Extracted text.
>>>

Economics 3972
Fall 2003
Instructor: Noel Brodsky
 Office: 2831 (215D) Coleman Hall
Phone: 581-6334
 Hours: 1:00pm-2:00pm MWF
or by Appointment

2 REGULAR EXAMS (250 POINTS EACH)                                 = 500 POINTS
1 FINAL EXAM (CUMULATIVE)                                                = 350 POINTS
                                                                                        TOTAL     1000 POINTS

Expected Grade Distribution and Curve Structure:
Curve Structure: Average exam score will be set at or near a baseline "B", excluding all zeros, whenever necessary. Each exam has its own curve, absolutely determined one week after the exam is returned.

The Cutoffs are as follows:

88% = A, 77% = B, 66% = C, 55% = D, below 55% is an F

Special Information: Term papers: Both papers must utilize a word processor, done by the student turning the paper in for his or her grade. Failure to do this will result in a failing grade for the paper. The second paper is absolutely required for the course, and regardless as to the point value of the paper, failure to turn it in will result in an automatically failing grade for the course.  The first paper will be a short (5-7 pages) exposition of statistical data and a regression that is given to you. The second paper is of your own making, subject to my approval. A poor topic choice is serious, and can result in a loss of 3 (three) letter grades on the final paper. It is a longer paper, say about 10-15 pages. Do not ever copy from someone else.

Important Dates: First Paper due: November 17, 2003 at 4:00pm Paper Length: 5-7 pages, word processed, double spaced, your work. The paper may be turned in on Wednesday, November 19, 2003, with the loss of 2 letter grades, each day thereafter, one letter grade is lost.

Second Paper: Proposal Due November 21, 2003 Paper Length: 10-15 pages, word processed, double-spaced, your work.  Final Draft Due Wednesday December 10, 2003, at 4:00pm. The paper may be turned in on Friday December 12, 2003, with the loss of 2 letter grades, each day thereafter, one letter grade is lost.

Exams: Generally, expect an exam to come at the end of Simple Linear Regression, and another at the end of Multiple Regression. Students have one week to challenge an exam grade, after this the exam is closed, and a final curve for that exam is given. Make-Up Exams: There must be a very compelling reason to be granted a make-up exam, which, if at all possible, should be arranged in advance. I do not intend to give make-up exams, if I can avoid it.  If you have a documented disability, and wish to discuss academic accommodations, please contact me as soon as possible.

Special requirement: All students are required to have a computer account. You will be given assignments that require you to find data on the Internet, and report to me via email. These assignments are required, and carry no point value. Required means that the assignments must be completed to receive a grade for the course. The assignments will be announced in class. Please note that this course is designated writing intensive. This means that part of your grade is a result of your writing style. The final paper can be submitted to the electronic writing portfolio required for graduation from Eastern.

<<<

Records.
>>>

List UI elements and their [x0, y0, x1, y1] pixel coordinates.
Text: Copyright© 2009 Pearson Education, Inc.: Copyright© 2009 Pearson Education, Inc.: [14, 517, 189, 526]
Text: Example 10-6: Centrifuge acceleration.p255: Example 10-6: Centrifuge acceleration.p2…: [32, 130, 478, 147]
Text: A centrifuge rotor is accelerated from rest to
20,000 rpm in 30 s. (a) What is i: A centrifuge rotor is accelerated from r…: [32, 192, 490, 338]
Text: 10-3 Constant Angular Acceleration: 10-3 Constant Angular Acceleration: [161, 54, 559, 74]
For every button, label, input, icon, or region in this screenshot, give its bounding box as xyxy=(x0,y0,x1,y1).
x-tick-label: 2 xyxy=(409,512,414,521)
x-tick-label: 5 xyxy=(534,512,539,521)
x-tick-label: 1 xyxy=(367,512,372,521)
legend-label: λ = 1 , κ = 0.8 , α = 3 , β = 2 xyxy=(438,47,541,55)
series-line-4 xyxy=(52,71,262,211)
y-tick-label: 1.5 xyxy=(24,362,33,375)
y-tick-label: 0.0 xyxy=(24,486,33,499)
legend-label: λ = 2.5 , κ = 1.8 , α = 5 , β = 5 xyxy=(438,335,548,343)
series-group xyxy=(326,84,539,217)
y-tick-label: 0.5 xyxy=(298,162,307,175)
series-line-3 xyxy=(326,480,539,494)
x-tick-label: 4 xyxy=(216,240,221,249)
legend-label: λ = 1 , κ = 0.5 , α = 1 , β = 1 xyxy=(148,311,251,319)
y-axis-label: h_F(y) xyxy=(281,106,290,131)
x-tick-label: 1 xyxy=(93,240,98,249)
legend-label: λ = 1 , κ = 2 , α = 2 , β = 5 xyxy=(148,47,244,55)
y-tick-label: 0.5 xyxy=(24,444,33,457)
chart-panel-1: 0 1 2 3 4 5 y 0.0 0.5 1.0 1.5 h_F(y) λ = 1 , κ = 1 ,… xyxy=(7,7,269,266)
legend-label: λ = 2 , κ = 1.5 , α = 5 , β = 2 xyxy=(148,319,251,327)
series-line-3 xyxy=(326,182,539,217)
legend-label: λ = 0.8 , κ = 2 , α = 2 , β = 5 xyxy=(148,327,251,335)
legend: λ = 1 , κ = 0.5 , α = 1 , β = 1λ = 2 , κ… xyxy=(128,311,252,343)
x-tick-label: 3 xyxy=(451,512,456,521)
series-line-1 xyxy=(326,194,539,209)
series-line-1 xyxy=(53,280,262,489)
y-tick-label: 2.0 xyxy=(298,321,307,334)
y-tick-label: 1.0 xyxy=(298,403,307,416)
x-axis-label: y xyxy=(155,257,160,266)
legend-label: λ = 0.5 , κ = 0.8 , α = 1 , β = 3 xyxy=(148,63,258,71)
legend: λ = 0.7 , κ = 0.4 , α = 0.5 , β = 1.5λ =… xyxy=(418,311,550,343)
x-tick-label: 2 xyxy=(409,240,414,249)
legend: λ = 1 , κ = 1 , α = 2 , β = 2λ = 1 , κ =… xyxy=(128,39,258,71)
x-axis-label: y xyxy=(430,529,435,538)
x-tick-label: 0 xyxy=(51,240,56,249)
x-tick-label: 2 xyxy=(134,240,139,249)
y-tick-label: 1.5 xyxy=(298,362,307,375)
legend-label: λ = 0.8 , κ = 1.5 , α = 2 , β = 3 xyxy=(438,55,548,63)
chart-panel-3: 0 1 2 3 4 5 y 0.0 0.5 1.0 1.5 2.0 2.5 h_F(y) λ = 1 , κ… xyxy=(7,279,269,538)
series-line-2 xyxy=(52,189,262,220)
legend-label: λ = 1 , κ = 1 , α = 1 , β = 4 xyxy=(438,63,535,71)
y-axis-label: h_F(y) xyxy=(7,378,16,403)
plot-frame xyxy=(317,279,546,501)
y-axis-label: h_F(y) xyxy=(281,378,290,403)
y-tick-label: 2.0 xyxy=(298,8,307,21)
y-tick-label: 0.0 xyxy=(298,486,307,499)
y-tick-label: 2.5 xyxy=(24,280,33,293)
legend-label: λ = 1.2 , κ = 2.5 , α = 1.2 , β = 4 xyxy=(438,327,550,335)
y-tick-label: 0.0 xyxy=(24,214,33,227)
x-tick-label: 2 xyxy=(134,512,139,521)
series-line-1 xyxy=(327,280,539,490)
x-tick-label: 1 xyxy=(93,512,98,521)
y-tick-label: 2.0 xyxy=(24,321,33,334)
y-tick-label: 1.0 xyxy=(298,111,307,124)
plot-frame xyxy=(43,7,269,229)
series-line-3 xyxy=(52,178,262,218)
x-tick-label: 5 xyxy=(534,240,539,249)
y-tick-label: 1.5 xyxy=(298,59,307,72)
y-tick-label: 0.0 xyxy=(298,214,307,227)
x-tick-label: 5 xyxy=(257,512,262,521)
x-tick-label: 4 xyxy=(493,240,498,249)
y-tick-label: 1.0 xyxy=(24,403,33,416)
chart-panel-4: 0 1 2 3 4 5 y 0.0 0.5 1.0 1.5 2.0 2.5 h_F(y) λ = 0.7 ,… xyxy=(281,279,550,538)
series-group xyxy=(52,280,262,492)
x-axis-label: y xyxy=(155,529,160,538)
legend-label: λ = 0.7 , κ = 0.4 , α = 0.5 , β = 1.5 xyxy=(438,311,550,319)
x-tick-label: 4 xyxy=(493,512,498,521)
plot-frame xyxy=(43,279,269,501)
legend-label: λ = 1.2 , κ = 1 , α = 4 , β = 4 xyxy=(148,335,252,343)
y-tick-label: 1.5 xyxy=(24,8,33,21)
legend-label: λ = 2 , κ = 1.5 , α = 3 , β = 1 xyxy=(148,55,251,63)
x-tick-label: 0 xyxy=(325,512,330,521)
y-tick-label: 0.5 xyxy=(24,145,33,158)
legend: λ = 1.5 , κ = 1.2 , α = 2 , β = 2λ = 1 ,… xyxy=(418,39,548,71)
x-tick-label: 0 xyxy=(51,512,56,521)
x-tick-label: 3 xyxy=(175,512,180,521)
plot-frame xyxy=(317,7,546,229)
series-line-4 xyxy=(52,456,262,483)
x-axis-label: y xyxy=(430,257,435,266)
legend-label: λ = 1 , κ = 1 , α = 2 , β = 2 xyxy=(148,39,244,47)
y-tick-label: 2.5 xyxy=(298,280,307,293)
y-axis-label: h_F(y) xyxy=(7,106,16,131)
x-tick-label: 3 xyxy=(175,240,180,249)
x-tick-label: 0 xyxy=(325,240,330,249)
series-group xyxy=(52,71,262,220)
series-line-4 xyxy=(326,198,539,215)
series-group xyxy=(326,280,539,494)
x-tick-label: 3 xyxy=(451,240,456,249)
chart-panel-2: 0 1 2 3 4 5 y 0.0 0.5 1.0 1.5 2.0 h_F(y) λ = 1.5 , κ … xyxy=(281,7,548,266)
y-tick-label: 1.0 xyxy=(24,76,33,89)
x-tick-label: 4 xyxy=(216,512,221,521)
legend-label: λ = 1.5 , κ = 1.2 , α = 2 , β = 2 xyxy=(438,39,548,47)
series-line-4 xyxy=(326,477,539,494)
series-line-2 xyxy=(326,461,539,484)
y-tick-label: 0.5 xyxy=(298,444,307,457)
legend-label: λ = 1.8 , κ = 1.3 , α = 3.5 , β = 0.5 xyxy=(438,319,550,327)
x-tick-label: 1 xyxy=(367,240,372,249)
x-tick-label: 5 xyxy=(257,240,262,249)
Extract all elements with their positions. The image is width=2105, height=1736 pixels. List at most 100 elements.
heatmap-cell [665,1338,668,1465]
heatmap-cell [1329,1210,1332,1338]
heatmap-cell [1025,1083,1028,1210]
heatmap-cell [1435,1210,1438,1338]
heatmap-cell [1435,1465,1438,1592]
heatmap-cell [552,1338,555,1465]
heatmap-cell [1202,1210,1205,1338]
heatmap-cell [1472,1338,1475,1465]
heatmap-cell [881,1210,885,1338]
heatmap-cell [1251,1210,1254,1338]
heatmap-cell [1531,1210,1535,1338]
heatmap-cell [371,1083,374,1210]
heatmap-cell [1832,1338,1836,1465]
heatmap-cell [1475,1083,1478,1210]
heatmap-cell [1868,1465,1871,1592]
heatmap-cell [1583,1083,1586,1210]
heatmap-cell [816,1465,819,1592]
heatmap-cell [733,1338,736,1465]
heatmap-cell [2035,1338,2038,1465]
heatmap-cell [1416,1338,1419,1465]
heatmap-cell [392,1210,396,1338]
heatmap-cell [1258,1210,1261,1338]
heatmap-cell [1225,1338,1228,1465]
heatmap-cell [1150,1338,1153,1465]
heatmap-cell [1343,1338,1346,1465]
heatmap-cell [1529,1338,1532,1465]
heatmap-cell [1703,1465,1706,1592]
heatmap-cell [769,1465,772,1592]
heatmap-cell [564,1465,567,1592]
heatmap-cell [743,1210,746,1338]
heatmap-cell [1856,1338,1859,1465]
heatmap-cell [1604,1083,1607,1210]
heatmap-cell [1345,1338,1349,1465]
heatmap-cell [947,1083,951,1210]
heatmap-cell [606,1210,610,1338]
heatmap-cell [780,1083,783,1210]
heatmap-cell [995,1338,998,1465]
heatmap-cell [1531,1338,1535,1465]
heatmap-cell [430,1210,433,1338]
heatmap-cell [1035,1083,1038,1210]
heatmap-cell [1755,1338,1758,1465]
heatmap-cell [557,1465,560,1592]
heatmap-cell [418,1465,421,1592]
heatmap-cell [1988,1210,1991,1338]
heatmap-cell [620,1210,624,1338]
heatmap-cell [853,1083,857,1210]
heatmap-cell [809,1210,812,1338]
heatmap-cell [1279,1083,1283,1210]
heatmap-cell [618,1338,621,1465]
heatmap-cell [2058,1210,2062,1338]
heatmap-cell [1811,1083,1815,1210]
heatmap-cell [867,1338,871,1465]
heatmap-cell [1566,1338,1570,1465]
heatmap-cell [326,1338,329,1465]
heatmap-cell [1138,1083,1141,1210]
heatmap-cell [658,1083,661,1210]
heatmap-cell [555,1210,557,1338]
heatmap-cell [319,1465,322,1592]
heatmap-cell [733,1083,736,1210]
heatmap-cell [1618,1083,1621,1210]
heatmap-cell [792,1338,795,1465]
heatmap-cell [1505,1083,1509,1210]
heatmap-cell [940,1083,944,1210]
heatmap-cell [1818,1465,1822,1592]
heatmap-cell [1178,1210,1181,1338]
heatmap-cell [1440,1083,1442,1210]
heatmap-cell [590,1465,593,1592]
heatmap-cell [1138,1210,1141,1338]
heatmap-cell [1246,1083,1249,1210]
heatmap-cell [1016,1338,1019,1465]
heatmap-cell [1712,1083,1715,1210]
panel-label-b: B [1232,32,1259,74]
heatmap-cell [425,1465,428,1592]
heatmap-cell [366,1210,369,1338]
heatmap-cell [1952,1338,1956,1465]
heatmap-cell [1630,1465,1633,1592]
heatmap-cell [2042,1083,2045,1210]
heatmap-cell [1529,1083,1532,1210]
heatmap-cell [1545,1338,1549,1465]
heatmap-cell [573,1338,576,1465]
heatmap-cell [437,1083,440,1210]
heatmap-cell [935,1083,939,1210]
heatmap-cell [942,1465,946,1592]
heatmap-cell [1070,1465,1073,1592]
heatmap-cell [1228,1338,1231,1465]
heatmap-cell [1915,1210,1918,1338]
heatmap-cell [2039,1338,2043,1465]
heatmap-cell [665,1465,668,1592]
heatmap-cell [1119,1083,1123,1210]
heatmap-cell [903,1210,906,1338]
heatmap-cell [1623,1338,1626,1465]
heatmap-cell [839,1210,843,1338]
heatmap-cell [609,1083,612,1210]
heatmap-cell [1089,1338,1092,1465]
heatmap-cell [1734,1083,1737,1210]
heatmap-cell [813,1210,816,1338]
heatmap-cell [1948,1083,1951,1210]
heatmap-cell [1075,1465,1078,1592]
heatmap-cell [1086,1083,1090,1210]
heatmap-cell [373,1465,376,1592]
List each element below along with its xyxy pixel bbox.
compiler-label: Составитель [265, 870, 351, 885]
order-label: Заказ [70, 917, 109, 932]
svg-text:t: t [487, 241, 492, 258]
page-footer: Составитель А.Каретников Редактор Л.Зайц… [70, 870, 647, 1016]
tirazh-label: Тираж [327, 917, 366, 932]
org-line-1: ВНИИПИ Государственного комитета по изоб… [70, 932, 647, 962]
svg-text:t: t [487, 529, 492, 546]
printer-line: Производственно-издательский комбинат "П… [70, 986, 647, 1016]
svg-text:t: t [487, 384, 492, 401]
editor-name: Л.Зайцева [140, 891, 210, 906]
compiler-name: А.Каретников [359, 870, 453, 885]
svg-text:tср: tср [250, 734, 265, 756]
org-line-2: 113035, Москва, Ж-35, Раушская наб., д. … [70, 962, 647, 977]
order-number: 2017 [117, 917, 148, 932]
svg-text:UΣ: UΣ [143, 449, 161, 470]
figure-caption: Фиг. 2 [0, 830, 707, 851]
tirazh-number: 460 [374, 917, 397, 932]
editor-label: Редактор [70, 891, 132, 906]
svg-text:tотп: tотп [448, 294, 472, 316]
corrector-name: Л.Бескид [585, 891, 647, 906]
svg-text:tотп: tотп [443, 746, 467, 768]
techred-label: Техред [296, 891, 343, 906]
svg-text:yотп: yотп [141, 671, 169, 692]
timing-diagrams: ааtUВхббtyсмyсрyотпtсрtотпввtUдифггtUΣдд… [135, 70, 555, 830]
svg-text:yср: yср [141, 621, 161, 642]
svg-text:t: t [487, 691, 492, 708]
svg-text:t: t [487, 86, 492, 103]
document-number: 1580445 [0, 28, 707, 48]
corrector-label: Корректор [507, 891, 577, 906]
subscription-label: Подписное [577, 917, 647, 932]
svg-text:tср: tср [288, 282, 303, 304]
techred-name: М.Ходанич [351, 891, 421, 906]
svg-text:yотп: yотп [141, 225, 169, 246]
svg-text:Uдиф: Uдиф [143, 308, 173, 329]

<<<

Set problem.
According to the Economics 3972 syllabus, what happens to a student who fails to turn in the second paper?

Result.
The student automatically receives a failing grade for the course.